* **Data in this exercise**
· · · · ·
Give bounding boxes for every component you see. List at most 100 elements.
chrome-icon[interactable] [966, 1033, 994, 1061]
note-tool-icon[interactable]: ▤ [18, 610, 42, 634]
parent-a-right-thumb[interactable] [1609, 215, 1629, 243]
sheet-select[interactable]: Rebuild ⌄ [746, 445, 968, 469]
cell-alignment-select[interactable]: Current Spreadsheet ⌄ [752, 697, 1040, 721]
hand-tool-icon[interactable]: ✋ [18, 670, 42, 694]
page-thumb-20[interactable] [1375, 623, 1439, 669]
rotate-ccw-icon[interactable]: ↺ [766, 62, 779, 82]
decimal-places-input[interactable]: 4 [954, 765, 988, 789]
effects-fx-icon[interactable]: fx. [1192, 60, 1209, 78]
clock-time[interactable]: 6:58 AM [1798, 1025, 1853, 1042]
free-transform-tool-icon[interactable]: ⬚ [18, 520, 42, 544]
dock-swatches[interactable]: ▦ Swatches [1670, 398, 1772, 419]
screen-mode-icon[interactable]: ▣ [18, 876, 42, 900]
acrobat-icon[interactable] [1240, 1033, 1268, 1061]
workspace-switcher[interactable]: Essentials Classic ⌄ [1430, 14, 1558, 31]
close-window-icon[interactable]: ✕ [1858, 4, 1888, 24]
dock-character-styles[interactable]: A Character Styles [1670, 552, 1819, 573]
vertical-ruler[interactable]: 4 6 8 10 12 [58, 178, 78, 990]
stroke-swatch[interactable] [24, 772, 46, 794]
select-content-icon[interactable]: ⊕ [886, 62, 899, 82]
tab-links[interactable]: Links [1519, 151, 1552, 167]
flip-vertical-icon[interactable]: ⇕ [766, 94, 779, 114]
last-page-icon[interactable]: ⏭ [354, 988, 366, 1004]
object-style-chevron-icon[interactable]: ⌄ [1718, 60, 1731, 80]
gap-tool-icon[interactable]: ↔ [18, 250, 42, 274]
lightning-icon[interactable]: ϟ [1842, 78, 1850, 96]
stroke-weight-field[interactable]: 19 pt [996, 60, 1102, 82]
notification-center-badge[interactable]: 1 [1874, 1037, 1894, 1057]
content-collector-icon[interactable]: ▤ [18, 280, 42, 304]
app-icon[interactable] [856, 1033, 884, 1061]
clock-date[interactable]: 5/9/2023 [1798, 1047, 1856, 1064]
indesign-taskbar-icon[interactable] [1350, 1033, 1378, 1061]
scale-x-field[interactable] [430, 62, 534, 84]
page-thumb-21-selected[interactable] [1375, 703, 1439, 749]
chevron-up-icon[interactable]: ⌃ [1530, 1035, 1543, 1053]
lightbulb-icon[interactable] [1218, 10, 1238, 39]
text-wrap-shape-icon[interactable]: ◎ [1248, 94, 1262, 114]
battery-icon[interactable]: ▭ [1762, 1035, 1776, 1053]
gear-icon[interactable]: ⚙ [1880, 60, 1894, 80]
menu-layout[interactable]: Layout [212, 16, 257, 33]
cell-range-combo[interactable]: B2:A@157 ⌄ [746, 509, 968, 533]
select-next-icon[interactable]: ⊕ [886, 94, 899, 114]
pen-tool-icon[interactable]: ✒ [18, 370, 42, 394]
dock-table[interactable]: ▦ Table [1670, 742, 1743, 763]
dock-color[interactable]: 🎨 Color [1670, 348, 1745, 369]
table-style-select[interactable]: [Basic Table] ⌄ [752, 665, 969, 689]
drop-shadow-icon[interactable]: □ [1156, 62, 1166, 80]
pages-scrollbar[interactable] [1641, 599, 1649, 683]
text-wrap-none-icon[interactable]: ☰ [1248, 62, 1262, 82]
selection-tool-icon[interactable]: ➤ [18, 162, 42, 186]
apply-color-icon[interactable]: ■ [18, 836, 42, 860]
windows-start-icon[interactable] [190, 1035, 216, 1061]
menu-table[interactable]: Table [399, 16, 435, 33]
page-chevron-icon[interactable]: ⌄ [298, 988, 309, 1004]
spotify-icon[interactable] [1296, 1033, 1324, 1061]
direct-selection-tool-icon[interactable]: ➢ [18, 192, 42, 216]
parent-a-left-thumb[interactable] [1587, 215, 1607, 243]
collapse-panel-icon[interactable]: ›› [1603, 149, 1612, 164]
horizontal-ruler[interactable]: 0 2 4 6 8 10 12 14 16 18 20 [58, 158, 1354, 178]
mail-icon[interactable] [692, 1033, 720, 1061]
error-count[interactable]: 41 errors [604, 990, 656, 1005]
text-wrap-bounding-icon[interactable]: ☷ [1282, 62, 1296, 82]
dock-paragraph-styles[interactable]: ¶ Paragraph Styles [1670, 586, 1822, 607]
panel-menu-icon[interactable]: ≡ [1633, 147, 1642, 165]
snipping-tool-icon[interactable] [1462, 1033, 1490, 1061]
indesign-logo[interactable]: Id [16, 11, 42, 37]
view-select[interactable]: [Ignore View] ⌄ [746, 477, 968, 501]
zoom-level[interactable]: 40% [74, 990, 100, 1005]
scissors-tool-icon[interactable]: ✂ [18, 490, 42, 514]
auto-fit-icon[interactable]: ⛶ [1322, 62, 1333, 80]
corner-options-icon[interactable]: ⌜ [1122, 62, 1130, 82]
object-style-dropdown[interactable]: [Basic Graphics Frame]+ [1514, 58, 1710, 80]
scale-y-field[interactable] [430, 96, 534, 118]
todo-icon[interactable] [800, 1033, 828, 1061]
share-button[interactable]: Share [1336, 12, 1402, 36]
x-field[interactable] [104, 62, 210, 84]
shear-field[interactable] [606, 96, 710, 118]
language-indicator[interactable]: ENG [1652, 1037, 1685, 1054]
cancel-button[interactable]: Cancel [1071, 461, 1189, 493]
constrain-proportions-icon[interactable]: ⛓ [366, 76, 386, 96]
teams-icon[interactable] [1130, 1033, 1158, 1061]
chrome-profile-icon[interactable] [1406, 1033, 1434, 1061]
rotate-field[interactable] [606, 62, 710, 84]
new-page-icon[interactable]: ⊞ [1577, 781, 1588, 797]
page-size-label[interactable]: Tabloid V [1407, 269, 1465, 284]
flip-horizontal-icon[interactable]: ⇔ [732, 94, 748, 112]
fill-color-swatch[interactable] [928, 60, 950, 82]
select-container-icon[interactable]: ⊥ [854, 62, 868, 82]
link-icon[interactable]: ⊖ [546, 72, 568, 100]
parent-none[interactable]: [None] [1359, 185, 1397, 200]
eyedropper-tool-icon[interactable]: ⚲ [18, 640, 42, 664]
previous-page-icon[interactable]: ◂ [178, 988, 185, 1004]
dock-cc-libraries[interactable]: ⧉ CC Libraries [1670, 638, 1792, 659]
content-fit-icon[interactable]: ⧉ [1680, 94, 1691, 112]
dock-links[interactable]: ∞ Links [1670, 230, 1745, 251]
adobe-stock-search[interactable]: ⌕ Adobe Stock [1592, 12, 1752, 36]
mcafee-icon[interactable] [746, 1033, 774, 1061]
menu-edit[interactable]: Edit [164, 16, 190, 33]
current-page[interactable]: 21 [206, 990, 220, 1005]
· · · · ·
* **Given problem**
Extract every line of the entries above and reproduce each one verbatim, without altering any character.

* **Task response**
Give bounding boxes for every component you see. List at most 100 elements.
chrome-icon[interactable] [966, 1033, 994, 1061]
note-tool-icon[interactable]: ▤ [18, 610, 42, 634]
parent-a-right-thumb[interactable] [1609, 215, 1629, 243]
sheet-select[interactable]: Rebuild ⌄ [746, 445, 968, 469]
cell-alignment-select[interactable]: Current Spreadsheet ⌄ [752, 697, 1040, 721]
hand-tool-icon[interactable]: ✋ [18, 670, 42, 694]
page-thumb-20[interactable] [1375, 623, 1439, 669]
rotate-ccw-icon[interactable]: ↺ [766, 62, 779, 82]
decimal-places-input[interactable]: 4 [954, 765, 988, 789]
effects-fx-icon[interactable]: fx. [1192, 60, 1209, 78]
clock-time[interactable]: 6:58 AM [1798, 1025, 1853, 1042]
free-transform-tool-icon[interactable]: ⬚ [18, 520, 42, 544]
dock-swatches[interactable]: ▦ Swatches [1670, 398, 1772, 419]
screen-mode-icon[interactable]: ▣ [18, 876, 42, 900]
acrobat-icon[interactable] [1240, 1033, 1268, 1061]
workspace-switcher[interactable]: Essentials Classic ⌄ [1430, 14, 1558, 31]
close-window-icon[interactable]: ✕ [1858, 4, 1888, 24]
dock-character-styles[interactable]: A Character Styles [1670, 552, 1819, 573]
vertical-ruler[interactable]: 4 6 8 10 12 [58, 178, 78, 990]
stroke-swatch[interactable] [24, 772, 46, 794]
select-content-icon[interactable]: ⊕ [886, 62, 899, 82]
tab-links[interactable]: Links [1519, 151, 1552, 167]
flip-vertical-icon[interactable]: ⇕ [766, 94, 779, 114]
last-page-icon[interactable]: ⏭ [354, 988, 366, 1004]
object-style-chevron-icon[interactable]: ⌄ [1718, 60, 1731, 80]
gap-tool-icon[interactable]: ↔ [18, 250, 42, 274]
lightning-icon[interactable]: ϟ [1842, 78, 1850, 96]
stroke-weight-field[interactable]: 19 pt [996, 60, 1102, 82]
notification-center-badge[interactable]: 1 [1874, 1037, 1894, 1057]
content-collector-icon[interactable]: ▤ [18, 280, 42, 304]
app-icon[interactable] [856, 1033, 884, 1061]
clock-date[interactable]: 5/9/2023 [1798, 1047, 1856, 1064]
indesign-taskbar-icon[interactable] [1350, 1033, 1378, 1061]
scale-x-field[interactable] [430, 62, 534, 84]
page-thumb-21-selected[interactable] [1375, 703, 1439, 749]
chevron-up-icon[interactable]: ⌃ [1530, 1035, 1543, 1053]
lightbulb-icon[interactable] [1218, 10, 1238, 39]
text-wrap-shape-icon[interactable]: ◎ [1248, 94, 1262, 114]
battery-icon[interactable]: ▭ [1762, 1035, 1776, 1053]
gear-icon[interactable]: ⚙ [1880, 60, 1894, 80]
menu-layout[interactable]: Layout [212, 16, 257, 33]
cell-range-combo[interactable]: B2:A@157 ⌄ [746, 509, 968, 533]
select-next-icon[interactable]: ⊕ [886, 94, 899, 114]
pen-tool-icon[interactable]: ✒ [18, 370, 42, 394]
dock-table[interactable]: ▦ Table [1670, 742, 1743, 763]
dock-color[interactable]: 🎨 Color [1670, 348, 1745, 369]
table-style-select[interactable]: [Basic Table] ⌄ [752, 665, 969, 689]
drop-shadow-icon[interactable]: □ [1156, 62, 1166, 80]
pages-scrollbar[interactable] [1641, 599, 1649, 683]
text-wrap-none-icon[interactable]: ☰ [1248, 62, 1262, 82]
selection-tool-icon[interactable]: ➤ [18, 162, 42, 186]
apply-color-icon[interactable]: ■ [18, 836, 42, 860]
windows-start-icon[interactable] [190, 1035, 216, 1061]
menu-table[interactable]: Table [399, 16, 435, 33]
page-chevron-icon[interactable]: ⌄ [298, 988, 309, 1004]
spotify-icon[interactable] [1296, 1033, 1324, 1061]
direct-selection-tool-icon[interactable]: ➢ [18, 192, 42, 216]
parent-a-left-thumb[interactable] [1587, 215, 1607, 243]
collapse-panel-icon[interactable]: ›› [1603, 149, 1612, 164]
horizontal-ruler[interactable]: 0 2 4 6 8 10 12 14 16 18 20 [58, 158, 1354, 178]
mail-icon[interactable] [692, 1033, 720, 1061]
error-count[interactable]: 41 errors [604, 990, 656, 1005]
text-wrap-bounding-icon[interactable]: ☷ [1282, 62, 1296, 82]
dock-paragraph-styles[interactable]: ¶ Paragraph Styles [1670, 586, 1822, 607]
panel-menu-icon[interactable]: ≡ [1633, 147, 1642, 165]
snipping-tool-icon[interactable] [1462, 1033, 1490, 1061]
indesign-logo[interactable]: Id [16, 11, 42, 37]
view-select[interactable]: [Ignore View] ⌄ [746, 477, 968, 501]
zoom-level[interactable]: 40% [74, 990, 100, 1005]
scissors-tool-icon[interactable]: ✂ [18, 490, 42, 514]
auto-fit-icon[interactable]: ⛶ [1322, 62, 1333, 80]
corner-options-icon[interactable]: ⌜ [1122, 62, 1130, 82]
object-style-dropdown[interactable]: [Basic Graphics Frame]+ [1514, 58, 1710, 80]
scale-y-field[interactable] [430, 96, 534, 118]
todo-icon[interactable] [800, 1033, 828, 1061]
share-button[interactable]: Share [1336, 12, 1402, 36]
x-field[interactable] [104, 62, 210, 84]
shear-field[interactable] [606, 96, 710, 118]
language-indicator[interactable]: ENG [1652, 1037, 1685, 1054]
cancel-button[interactable]: Cancel [1071, 461, 1189, 493]
constrain-proportions-icon[interactable]: ⛓ [366, 76, 386, 96]
teams-icon[interactable] [1130, 1033, 1158, 1061]
chrome-profile-icon[interactable] [1406, 1033, 1434, 1061]
rotate-field[interactable] [606, 62, 710, 84]
new-page-icon[interactable]: ⊞ [1577, 781, 1588, 797]
page-size-label[interactable]: Tabloid V [1407, 269, 1465, 284]
flip-horizontal-icon[interactable]: ⇔ [732, 94, 748, 112]
fill-color-swatch[interactable] [928, 60, 950, 82]
select-container-icon[interactable]: ⊥ [854, 62, 868, 82]
link-icon[interactable]: ⊖ [546, 72, 568, 100]
parent-none[interactable]: [None] [1359, 185, 1397, 200]
eyedropper-tool-icon[interactable]: ⚲ [18, 640, 42, 664]
previous-page-icon[interactable]: ◂ [178, 988, 185, 1004]
dock-cc-libraries[interactable]: ⧉ CC Libraries [1670, 638, 1792, 659]
content-fit-icon[interactable]: ⧉ [1680, 94, 1691, 112]
dock-links[interactable]: ∞ Links [1670, 230, 1745, 251]
adobe-stock-search[interactable]: ⌕ Adobe Stock [1592, 12, 1752, 36]
mcafee-icon[interactable] [746, 1033, 774, 1061]
menu-edit[interactable]: Edit [164, 16, 190, 33]
current-page[interactable]: 21 [206, 990, 220, 1005]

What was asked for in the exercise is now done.